### Directive
Review the material and extract every line in which the word "verschicken" occurs.
--*--
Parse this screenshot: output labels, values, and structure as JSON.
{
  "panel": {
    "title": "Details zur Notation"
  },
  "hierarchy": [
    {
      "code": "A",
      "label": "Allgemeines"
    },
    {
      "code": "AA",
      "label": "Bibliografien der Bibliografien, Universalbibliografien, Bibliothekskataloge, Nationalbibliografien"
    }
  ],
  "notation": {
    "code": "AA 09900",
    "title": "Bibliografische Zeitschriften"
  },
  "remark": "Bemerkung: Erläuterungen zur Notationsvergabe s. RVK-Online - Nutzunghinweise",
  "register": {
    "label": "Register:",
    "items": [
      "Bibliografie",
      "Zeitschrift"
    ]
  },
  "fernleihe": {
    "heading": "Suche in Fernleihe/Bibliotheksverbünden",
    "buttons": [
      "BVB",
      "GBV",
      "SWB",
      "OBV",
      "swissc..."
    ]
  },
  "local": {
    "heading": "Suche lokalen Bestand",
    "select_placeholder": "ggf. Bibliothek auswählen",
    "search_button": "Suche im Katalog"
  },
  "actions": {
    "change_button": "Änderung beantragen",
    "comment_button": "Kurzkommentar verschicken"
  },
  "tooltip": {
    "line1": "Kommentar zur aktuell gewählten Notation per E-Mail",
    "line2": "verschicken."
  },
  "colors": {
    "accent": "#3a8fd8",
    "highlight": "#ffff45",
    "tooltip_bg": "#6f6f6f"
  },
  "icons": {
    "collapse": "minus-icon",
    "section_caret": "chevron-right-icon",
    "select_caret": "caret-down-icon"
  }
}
--*--
### Answer
    "comment_button": "Kurzkommentar verschicken"
    "line2": "verschicken."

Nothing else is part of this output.